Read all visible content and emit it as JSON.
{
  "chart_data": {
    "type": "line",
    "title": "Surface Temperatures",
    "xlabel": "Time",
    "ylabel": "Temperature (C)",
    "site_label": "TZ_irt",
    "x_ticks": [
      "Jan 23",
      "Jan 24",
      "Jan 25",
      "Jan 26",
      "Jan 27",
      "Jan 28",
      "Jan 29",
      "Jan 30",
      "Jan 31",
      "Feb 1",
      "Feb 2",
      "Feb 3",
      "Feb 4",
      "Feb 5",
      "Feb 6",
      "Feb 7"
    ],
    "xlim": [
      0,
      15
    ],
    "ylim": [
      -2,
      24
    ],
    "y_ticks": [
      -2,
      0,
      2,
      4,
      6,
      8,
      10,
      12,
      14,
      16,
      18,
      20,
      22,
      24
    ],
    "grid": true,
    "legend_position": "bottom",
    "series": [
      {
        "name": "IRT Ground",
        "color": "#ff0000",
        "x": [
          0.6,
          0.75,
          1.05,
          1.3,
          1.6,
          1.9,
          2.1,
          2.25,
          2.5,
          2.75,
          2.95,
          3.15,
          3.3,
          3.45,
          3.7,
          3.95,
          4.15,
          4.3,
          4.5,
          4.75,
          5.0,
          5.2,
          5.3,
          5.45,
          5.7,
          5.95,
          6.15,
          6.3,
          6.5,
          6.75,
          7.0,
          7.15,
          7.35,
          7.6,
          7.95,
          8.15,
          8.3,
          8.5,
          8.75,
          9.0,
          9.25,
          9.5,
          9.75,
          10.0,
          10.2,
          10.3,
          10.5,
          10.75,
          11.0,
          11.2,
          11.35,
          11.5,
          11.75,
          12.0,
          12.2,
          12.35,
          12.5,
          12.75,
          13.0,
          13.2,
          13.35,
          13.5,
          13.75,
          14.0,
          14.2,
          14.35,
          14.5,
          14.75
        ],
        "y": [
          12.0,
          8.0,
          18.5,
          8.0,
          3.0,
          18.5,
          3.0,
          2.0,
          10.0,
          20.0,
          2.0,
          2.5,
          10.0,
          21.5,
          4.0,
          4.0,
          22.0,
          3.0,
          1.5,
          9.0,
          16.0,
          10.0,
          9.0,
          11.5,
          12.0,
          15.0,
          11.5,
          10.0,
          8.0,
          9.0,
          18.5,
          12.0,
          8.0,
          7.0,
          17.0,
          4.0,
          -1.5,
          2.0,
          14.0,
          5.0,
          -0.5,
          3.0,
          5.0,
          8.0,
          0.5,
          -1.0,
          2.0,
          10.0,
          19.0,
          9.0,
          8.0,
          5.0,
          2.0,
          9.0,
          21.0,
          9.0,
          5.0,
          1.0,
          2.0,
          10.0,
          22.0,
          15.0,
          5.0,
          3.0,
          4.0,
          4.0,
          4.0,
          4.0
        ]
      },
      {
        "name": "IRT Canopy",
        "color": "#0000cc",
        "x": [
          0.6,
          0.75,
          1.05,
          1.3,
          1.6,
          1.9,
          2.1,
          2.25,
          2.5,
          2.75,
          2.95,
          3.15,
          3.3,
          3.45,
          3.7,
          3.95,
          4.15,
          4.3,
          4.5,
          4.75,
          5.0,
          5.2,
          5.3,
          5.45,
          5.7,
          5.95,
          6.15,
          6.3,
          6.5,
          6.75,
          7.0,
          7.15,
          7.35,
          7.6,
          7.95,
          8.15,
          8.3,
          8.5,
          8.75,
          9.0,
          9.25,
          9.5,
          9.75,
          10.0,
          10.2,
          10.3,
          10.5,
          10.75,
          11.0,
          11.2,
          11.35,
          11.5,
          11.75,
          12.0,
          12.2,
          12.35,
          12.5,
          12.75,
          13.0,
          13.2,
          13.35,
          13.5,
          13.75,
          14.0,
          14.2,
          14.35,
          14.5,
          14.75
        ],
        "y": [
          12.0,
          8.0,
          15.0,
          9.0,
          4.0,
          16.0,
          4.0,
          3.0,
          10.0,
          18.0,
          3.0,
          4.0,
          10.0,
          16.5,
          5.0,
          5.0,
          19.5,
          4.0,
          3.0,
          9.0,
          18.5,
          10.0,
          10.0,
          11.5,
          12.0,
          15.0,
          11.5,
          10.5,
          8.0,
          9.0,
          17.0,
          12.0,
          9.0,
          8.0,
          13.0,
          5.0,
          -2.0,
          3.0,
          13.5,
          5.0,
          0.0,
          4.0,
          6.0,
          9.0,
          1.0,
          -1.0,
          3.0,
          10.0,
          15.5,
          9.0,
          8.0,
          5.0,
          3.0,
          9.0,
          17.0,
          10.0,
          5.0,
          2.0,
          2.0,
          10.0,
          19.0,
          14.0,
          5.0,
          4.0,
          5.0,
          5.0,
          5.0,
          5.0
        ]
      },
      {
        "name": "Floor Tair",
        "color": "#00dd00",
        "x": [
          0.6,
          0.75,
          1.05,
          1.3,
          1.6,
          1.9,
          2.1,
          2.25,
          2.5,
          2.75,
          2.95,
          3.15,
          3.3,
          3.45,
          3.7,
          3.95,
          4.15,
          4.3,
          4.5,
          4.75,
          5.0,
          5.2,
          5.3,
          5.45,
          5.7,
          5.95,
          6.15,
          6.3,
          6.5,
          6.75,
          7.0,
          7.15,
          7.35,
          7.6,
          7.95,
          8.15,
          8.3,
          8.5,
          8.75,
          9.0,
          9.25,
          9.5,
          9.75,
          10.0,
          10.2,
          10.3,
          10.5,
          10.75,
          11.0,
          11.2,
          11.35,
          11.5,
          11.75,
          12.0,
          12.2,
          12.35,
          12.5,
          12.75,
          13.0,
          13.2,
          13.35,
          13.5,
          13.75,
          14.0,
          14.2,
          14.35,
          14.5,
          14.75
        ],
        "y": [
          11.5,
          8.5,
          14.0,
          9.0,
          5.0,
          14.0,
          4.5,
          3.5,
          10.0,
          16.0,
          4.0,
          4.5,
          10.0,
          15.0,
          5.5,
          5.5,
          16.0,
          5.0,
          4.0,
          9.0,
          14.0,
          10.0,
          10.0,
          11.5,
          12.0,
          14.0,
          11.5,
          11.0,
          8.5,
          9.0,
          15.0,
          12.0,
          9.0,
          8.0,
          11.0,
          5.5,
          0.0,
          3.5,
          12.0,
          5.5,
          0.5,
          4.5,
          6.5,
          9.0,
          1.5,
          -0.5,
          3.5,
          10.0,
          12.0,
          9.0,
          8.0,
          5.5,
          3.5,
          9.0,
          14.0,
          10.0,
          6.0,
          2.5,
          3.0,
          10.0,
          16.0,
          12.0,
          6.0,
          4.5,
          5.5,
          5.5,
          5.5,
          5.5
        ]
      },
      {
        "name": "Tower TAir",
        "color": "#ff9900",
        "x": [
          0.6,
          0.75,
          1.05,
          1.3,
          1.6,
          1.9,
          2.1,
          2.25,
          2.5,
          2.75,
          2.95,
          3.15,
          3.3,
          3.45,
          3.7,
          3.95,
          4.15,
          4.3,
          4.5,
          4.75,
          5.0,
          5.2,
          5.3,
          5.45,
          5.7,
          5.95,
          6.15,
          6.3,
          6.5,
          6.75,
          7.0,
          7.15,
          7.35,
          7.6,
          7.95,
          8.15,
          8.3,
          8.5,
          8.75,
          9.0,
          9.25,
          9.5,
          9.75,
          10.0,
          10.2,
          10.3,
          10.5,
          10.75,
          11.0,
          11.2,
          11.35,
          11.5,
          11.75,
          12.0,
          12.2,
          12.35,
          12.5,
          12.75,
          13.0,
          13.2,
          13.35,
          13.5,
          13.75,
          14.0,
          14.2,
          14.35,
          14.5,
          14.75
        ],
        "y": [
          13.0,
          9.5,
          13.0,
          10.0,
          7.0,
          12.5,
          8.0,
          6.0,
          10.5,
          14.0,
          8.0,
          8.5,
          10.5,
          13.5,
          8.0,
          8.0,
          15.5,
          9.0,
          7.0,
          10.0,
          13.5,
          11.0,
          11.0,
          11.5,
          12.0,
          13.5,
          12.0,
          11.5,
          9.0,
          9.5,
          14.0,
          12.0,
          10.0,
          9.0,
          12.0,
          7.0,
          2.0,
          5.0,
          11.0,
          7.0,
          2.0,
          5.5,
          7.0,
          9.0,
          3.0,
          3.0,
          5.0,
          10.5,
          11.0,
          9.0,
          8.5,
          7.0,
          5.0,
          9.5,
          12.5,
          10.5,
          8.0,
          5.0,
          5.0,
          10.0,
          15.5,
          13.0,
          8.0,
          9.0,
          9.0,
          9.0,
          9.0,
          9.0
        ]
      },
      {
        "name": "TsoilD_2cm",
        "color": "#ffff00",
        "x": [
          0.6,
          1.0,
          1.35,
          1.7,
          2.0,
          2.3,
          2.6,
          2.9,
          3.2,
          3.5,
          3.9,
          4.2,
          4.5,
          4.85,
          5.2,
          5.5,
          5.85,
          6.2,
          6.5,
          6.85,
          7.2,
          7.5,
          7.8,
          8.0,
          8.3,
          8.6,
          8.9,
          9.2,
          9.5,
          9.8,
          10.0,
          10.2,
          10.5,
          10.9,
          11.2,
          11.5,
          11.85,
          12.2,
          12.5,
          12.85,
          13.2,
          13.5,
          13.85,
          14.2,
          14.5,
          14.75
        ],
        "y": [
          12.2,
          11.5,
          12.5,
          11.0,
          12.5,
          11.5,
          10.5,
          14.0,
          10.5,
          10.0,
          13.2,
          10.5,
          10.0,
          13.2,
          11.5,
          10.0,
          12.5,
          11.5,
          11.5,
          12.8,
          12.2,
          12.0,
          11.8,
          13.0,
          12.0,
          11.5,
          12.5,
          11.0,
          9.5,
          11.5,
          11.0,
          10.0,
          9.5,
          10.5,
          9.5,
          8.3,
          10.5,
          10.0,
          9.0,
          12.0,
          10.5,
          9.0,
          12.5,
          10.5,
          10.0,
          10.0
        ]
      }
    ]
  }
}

——

» Stated task: Search the listing above for the string "color". Copy every line that contains it.

» Output for this exercise:
        "color": "#ff0000",
        "color": "#0000cc",
        "color": "#00dd00",
        "color": "#ff9900",
        "color": "#ffff00",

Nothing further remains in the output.